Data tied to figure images
= = = =
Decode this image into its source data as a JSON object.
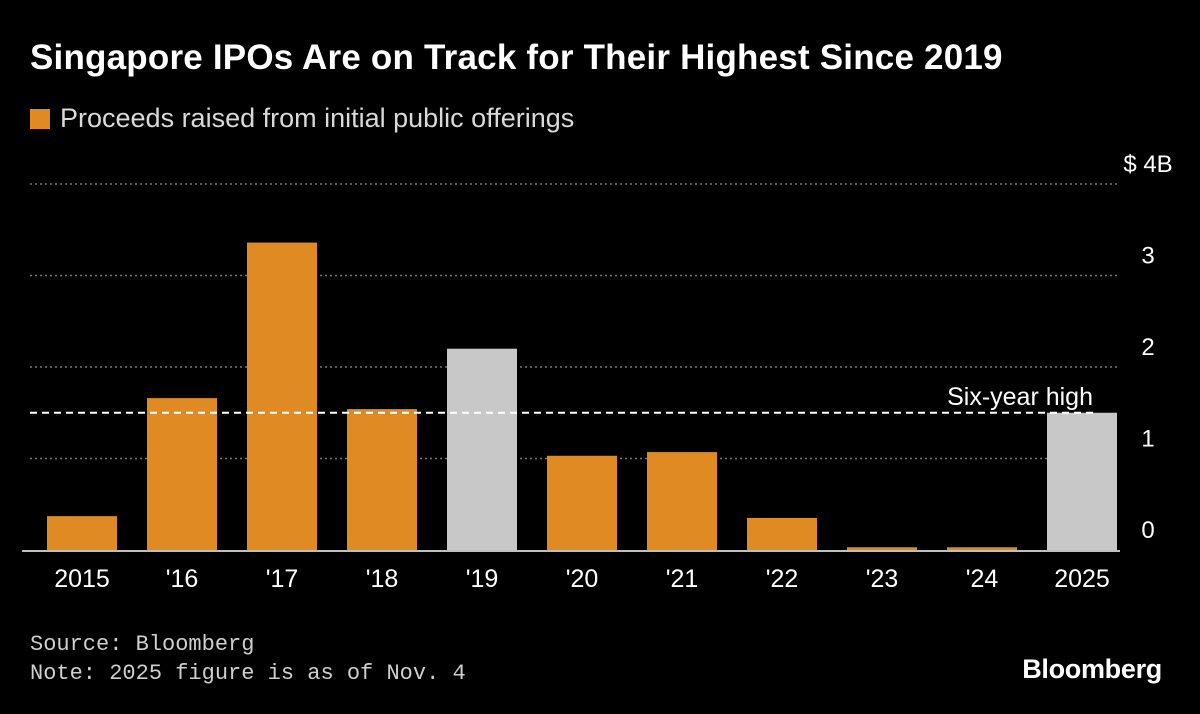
{
  "title": "Singapore IPOs Are on Track for Their Highest Since 2019",
  "legend": {
    "label": "Proceeds raised from initial public offerings"
  },
  "colors": {
    "background": "#000000",
    "primary_bar": "#e08a24",
    "highlight_bar": "#c8c8c8",
    "gridline": "#777777",
    "reference_line": "#ffffff",
    "text": "#ffffff"
  },
  "chart_data": {
    "type": "bar",
    "title": "Singapore IPOs Are on Track for Their Highest Since 2019",
    "xlabel": "",
    "ylabel": "",
    "ylim": [
      0,
      4
    ],
    "yticks": [
      0,
      1,
      2,
      3,
      4
    ],
    "ytick_labels": [
      "0",
      "1",
      "2",
      "3",
      "$ 4B"
    ],
    "categories": [
      "2015",
      "'16",
      "'17",
      "'18",
      "'19",
      "'20",
      "'21",
      "'22",
      "'23",
      "'24",
      "2025"
    ],
    "values": [
      0.37,
      1.66,
      3.36,
      1.54,
      2.2,
      1.03,
      1.07,
      0.35,
      0.03,
      0.03,
      1.5
    ],
    "highlighted": [
      false,
      false,
      false,
      false,
      true,
      false,
      false,
      false,
      false,
      false,
      true
    ],
    "legend": [
      "Proceeds raised from initial public offerings"
    ],
    "legend_position": "top-left",
    "grid": true,
    "reference_line": {
      "value": 1.5,
      "label": "Six-year high",
      "style": "dashed"
    }
  },
  "footer": {
    "source": "Source: Bloomberg",
    "note": "Note: 2025 figure is as of Nov. 4"
  },
  "brand": "Bloomberg"
}
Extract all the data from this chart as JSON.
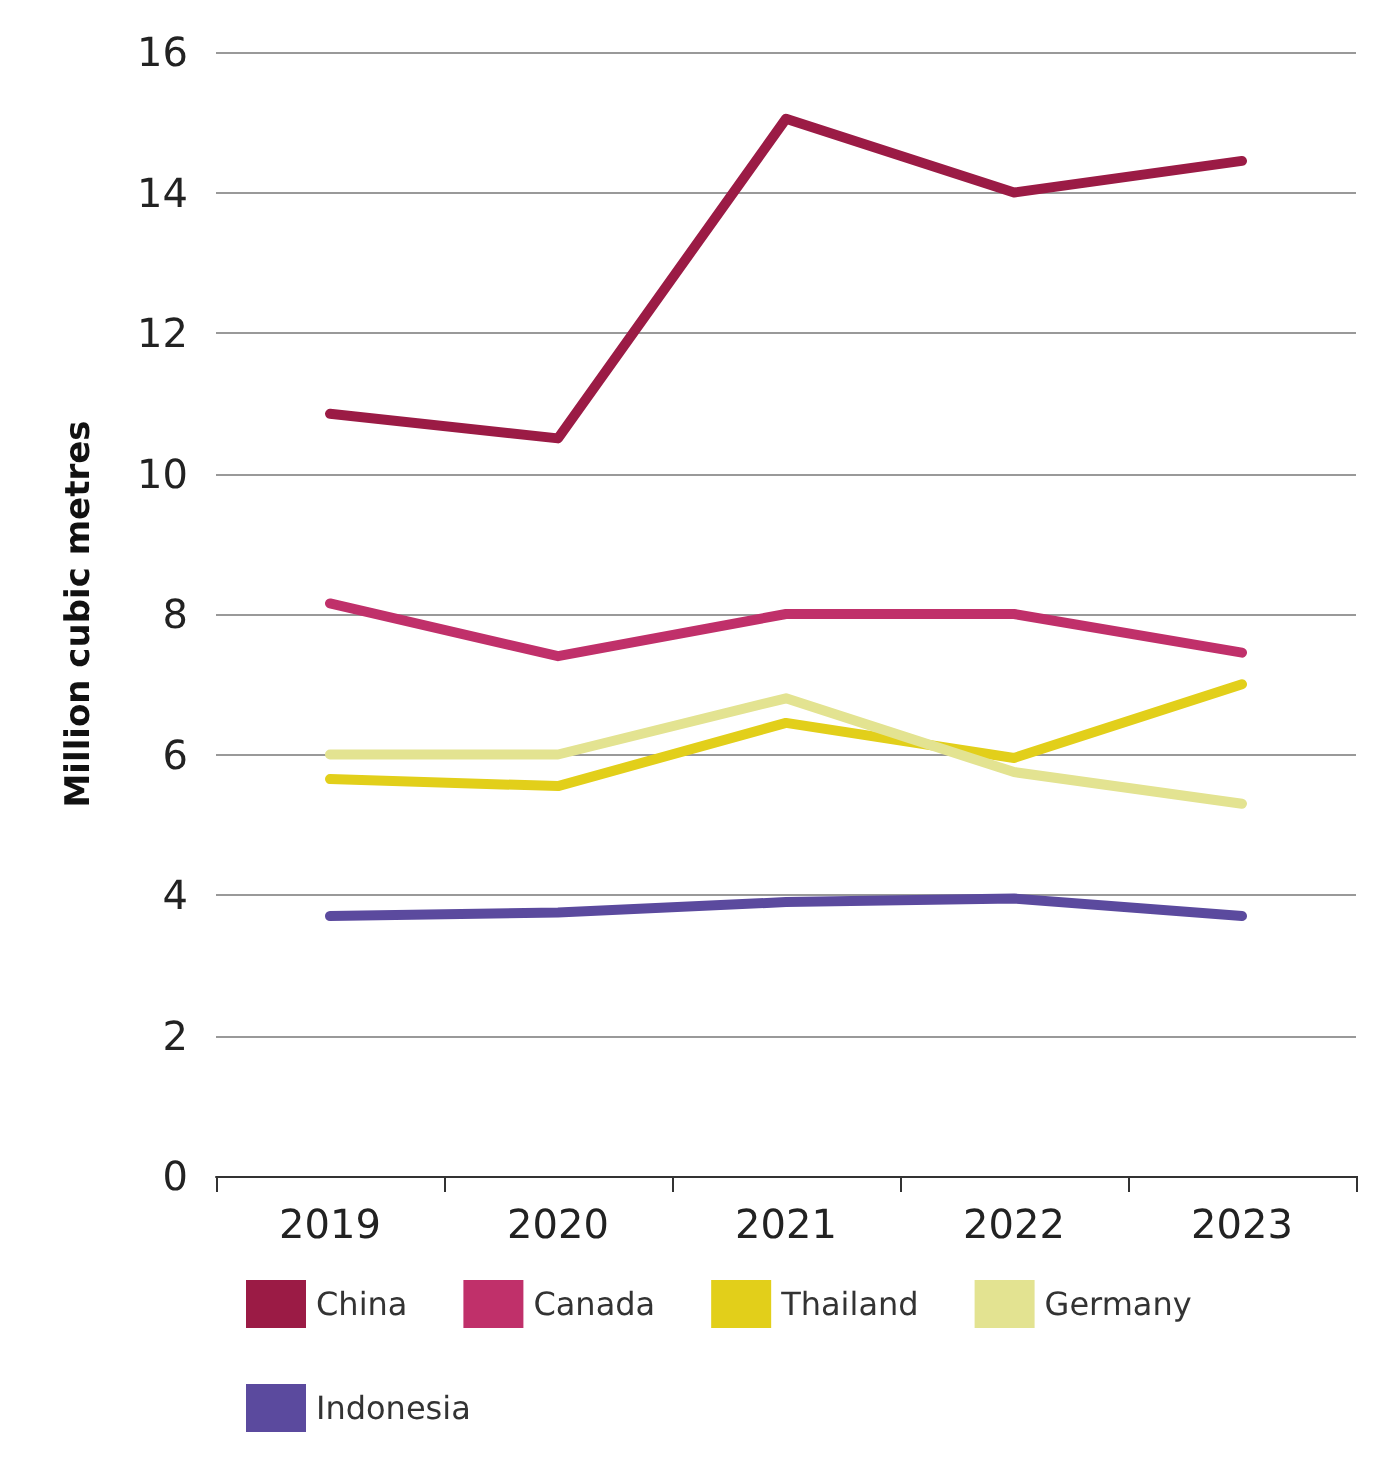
{
  "chart_data": {
    "type": "line",
    "ylabel": "Million cubic metres",
    "categories": [
      "2019",
      "2020",
      "2021",
      "2022",
      "2023"
    ],
    "series": [
      {
        "name": "China",
        "color": "#9b1b45",
        "values": [
          10.85,
          10.5,
          15.05,
          14.0,
          14.45
        ]
      },
      {
        "name": "Canada",
        "color": "#c0306a",
        "values": [
          8.15,
          7.4,
          8.0,
          8.0,
          7.45
        ]
      },
      {
        "name": "Thailand",
        "color": "#e2cf1a",
        "values": [
          5.65,
          5.55,
          6.45,
          5.95,
          7.0
        ]
      },
      {
        "name": "Germany",
        "color": "#e3e391",
        "values": [
          6.0,
          6.0,
          6.8,
          5.75,
          5.3
        ]
      },
      {
        "name": "Indonesia",
        "color": "#5b4a9e",
        "values": [
          3.7,
          3.75,
          3.9,
          3.95,
          3.7
        ]
      }
    ],
    "ylim": [
      0,
      16
    ],
    "yticks": [
      0,
      2,
      4,
      6,
      8,
      10,
      12,
      14,
      16
    ],
    "grid": "y",
    "legend": "bottom",
    "marker": "none",
    "line_style": "solid"
  }
}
= = = =
• Exercise prompt: Only a number is expected here: the count of lines in the listing that hold the string "raised".

• The output: 2